Skip the pictures. Repeat everything else in the records word for word.

> _PROVIDED RECORDS_:

━━━━━━

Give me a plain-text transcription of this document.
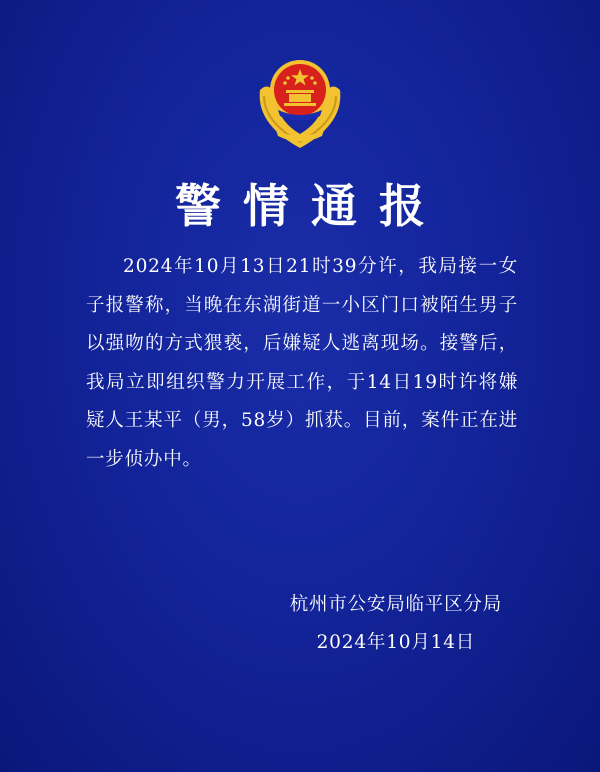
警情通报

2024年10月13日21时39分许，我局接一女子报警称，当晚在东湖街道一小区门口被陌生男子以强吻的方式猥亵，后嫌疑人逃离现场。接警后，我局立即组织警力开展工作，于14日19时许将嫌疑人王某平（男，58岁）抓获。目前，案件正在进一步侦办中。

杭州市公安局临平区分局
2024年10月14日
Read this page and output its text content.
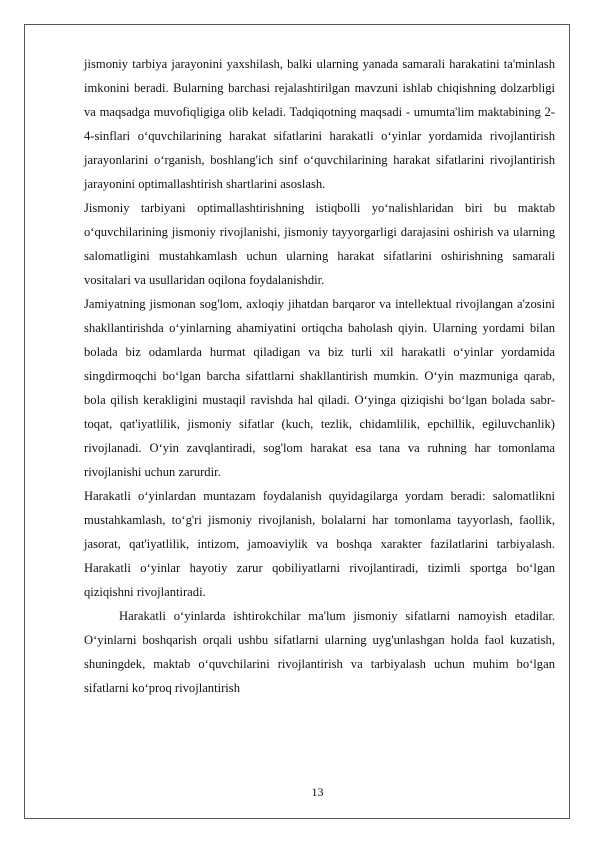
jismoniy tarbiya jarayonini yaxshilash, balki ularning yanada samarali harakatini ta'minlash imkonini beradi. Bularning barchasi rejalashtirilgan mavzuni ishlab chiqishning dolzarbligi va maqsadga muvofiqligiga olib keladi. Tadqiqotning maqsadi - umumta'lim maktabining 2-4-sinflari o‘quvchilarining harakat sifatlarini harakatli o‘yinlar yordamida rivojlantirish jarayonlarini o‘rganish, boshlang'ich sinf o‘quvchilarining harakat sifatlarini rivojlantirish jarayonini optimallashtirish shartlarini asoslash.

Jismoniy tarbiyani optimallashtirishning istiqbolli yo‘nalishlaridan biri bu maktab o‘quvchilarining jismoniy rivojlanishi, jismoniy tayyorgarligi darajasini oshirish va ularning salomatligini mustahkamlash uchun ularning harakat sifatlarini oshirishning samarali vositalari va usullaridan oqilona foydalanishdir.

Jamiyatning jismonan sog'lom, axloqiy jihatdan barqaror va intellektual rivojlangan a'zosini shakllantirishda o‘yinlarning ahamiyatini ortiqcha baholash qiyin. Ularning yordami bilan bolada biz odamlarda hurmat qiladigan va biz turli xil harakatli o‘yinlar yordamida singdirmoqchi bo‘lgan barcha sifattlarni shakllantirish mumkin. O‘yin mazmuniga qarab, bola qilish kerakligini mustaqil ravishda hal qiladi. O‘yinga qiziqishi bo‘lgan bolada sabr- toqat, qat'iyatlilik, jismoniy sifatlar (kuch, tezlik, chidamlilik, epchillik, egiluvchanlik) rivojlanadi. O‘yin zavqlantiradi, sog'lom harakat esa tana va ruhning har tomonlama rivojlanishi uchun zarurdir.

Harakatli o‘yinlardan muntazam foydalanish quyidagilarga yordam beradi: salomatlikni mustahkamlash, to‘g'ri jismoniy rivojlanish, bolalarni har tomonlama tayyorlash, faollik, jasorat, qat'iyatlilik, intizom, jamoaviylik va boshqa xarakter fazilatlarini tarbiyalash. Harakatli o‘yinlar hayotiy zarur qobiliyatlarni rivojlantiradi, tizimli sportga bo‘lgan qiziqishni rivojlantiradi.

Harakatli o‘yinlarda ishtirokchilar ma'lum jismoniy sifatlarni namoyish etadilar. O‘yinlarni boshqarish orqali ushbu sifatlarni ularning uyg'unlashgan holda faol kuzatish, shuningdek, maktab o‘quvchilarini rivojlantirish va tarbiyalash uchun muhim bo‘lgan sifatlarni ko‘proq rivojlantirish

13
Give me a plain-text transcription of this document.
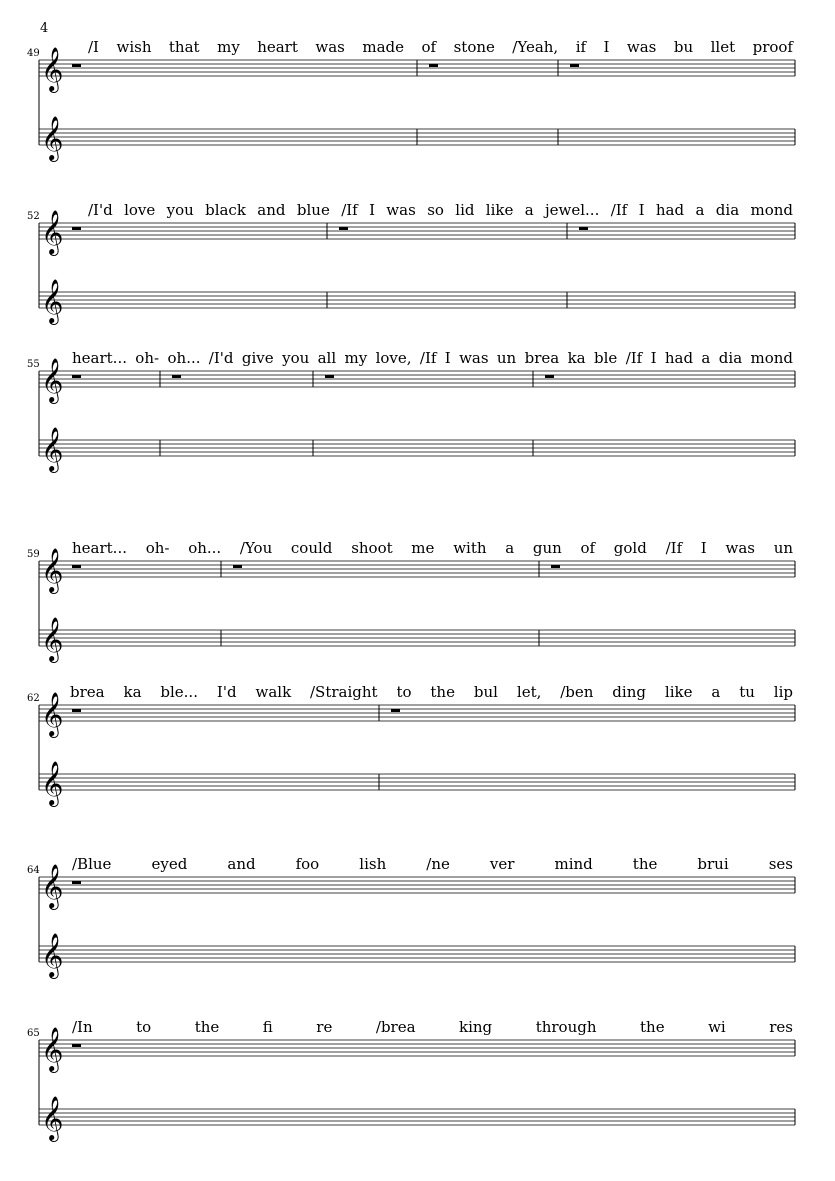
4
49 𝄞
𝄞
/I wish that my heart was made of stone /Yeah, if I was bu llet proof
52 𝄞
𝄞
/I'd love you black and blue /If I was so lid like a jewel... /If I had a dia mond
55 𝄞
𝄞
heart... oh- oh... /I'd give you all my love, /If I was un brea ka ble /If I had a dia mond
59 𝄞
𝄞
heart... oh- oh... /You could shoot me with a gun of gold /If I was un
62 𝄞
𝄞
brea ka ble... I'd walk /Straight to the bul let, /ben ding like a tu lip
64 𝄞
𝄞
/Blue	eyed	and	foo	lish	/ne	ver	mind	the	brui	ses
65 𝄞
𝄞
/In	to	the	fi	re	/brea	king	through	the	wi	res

━━━━━━

> _TASK RESPONSE_:
Give me a plain-text transcription of this document.
警情通报

2024年10月13日21时39分许，我局接一女子报警称，当晚在东湖街道一小区门口被陌生男子以强吻的方式猥亵，后嫌疑人逃离现场。接警后，我局立即组织警力开展工作，于14日19时许将嫌疑人王某平（男，58岁）抓获。目前，案件正在进一步侦办中。

杭州市公安局临平区分局
2024年10月14日
Read this page and output its text content.
jismoniy tarbiya jarayonini yaxshilash, balki ularning yanada samarali harakatini ta'minlash imkonini beradi. Bularning barchasi rejalashtirilgan mavzuni ishlab chiqishning dolzarbligi va maqsadga muvofiqligiga olib keladi. Tadqiqotning maqsadi - umumta'lim maktabining 2-4-sinflari o‘quvchilarining harakat sifatlarini harakatli o‘yinlar yordamida rivojlantirish jarayonlarini o‘rganish, boshlang'ich sinf o‘quvchilarining harakat sifatlarini rivojlantirish jarayonini optimallashtirish shartlarini asoslash.

Jismoniy tarbiyani optimallashtirishning istiqbolli yo‘nalishlaridan biri bu maktab o‘quvchilarining jismoniy rivojlanishi, jismoniy tayyorgarligi darajasini oshirish va ularning salomatligini mustahkamlash uchun ularning harakat sifatlarini oshirishning samarali vositalari va usullaridan oqilona foydalanishdir.

Jamiyatning jismonan sog'lom, axloqiy jihatdan barqaror va intellektual rivojlangan a'zosini shakllantirishda o‘yinlarning ahamiyatini ortiqcha baholash qiyin. Ularning yordami bilan bolada biz odamlarda hurmat qiladigan va biz turli xil harakatli o‘yinlar yordamida singdirmoqchi bo‘lgan barcha sifattlarni shakllantirish mumkin. O‘yin mazmuniga qarab, bola qilish kerakligini mustaqil ravishda hal qiladi. O‘yinga qiziqishi bo‘lgan bolada sabr- toqat, qat'iyatlilik, jismoniy sifatlar (kuch, tezlik, chidamlilik, epchillik, egiluvchanlik) rivojlanadi. O‘yin zavqlantiradi, sog'lom harakat esa tana va ruhning har tomonlama rivojlanishi uchun zarurdir.

Harakatli o‘yinlardan muntazam foydalanish quyidagilarga yordam beradi: salomatlikni mustahkamlash, to‘g'ri jismoniy rivojlanish, bolalarni har tomonlama tayyorlash, faollik, jasorat, qat'iyatlilik, intizom, jamoaviylik va boshqa xarakter fazilatlarini tarbiyalash. Harakatli o‘yinlar hayotiy zarur qobiliyatlarni rivojlantiradi, tizimli sportga bo‘lgan qiziqishni rivojlantiradi.

Harakatli o‘yinlarda ishtirokchilar ma'lum jismoniy sifatlarni namoyish etadilar. O‘yinlarni boshqarish orqali ushbu sifatlarni ularning uyg'unlashgan holda faol kuzatish, shuningdek, maktab o‘quvchilarini rivojlantirish va tarbiyalash uchun muhim bo‘lgan sifatlarni ko‘proq rivojlantirish

13
Give me a plain-text transcription of this document.
4
49 𝄞
𝄞
/I wish that my heart was made of stone /Yeah, if I was bu llet proof
52 𝄞
𝄞
/I'd love you black and blue /If I was so lid like a jewel... /If I had a dia mond
55 𝄞
𝄞
heart... oh- oh... /I'd give you all my love, /If I was un brea ka ble /If I had a dia mond
59 𝄞
𝄞
heart... oh- oh... /You could shoot me with a gun of gold /If I was un
62 𝄞
𝄞
brea ka ble... I'd walk /Straight to the bul let, /ben ding like a tu lip
64 𝄞
𝄞
/Blue	eyed	and	foo	lish	/ne	ver	mind	the	brui	ses
65 𝄞
𝄞
/In	to	the	fi	re	/brea	king	through	the	wi	res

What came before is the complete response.